-- Written exercise --
Identify, in the records below, every line where the string "value" appears, and copy each such line.

-- Records for this exercise --
------------------------------------------------------------------------

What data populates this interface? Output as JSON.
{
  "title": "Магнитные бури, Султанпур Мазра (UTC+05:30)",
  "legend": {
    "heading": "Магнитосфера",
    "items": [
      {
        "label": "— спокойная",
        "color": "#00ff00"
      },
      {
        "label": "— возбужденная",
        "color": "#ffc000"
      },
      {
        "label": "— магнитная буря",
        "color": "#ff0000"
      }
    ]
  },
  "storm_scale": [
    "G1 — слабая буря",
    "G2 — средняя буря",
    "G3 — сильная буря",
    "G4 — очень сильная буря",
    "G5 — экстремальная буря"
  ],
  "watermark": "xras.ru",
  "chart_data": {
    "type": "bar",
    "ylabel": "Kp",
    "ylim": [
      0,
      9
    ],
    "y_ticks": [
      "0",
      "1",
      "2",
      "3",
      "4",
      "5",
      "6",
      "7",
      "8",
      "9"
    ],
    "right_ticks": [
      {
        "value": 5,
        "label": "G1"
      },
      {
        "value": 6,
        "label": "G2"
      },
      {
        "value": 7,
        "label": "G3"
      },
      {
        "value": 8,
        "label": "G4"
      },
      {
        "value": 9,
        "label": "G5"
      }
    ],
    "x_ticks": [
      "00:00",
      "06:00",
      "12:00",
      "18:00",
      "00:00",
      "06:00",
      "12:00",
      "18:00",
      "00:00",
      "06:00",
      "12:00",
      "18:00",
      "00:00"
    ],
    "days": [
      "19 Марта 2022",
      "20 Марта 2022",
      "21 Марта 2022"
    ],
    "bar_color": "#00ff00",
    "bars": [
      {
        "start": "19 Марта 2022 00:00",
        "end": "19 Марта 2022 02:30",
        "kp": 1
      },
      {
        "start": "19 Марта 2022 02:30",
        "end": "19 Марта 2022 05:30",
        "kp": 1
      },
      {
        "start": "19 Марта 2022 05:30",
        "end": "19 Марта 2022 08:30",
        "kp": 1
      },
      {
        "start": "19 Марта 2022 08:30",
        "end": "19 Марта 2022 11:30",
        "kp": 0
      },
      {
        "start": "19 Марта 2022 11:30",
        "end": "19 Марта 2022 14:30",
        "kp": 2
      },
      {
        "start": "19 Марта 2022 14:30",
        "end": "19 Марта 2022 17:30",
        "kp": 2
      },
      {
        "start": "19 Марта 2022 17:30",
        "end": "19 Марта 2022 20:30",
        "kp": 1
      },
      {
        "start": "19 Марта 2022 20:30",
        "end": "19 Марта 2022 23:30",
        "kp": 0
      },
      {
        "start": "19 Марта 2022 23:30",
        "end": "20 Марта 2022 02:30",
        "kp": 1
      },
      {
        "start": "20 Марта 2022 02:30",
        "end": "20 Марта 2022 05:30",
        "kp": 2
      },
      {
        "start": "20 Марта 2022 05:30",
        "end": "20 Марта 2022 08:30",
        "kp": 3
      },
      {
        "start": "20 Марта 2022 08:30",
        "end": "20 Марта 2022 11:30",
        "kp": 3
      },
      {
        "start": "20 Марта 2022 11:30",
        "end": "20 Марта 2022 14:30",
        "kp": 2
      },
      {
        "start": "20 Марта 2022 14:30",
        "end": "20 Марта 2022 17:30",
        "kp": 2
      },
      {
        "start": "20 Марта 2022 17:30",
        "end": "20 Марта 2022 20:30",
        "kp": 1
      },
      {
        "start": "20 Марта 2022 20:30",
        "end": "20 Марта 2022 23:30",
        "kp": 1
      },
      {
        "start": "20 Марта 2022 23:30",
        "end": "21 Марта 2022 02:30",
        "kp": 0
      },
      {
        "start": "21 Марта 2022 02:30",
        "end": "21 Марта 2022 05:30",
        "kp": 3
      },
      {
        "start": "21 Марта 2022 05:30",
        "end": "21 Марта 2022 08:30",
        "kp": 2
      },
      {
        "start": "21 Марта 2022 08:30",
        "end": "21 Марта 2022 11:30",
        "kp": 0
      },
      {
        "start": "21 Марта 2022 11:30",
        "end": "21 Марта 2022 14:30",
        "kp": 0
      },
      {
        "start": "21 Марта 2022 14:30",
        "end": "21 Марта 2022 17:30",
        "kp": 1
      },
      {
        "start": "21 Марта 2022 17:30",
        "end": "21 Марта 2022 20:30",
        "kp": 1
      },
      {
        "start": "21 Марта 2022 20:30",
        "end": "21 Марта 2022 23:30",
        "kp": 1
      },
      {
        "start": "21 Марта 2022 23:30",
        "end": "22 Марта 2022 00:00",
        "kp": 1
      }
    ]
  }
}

------------------------------------------------------------------------

-- Complete response --
        "value": 5,
        "value": 6,
        "value": 7,
        "value": 8,
        "value": 9,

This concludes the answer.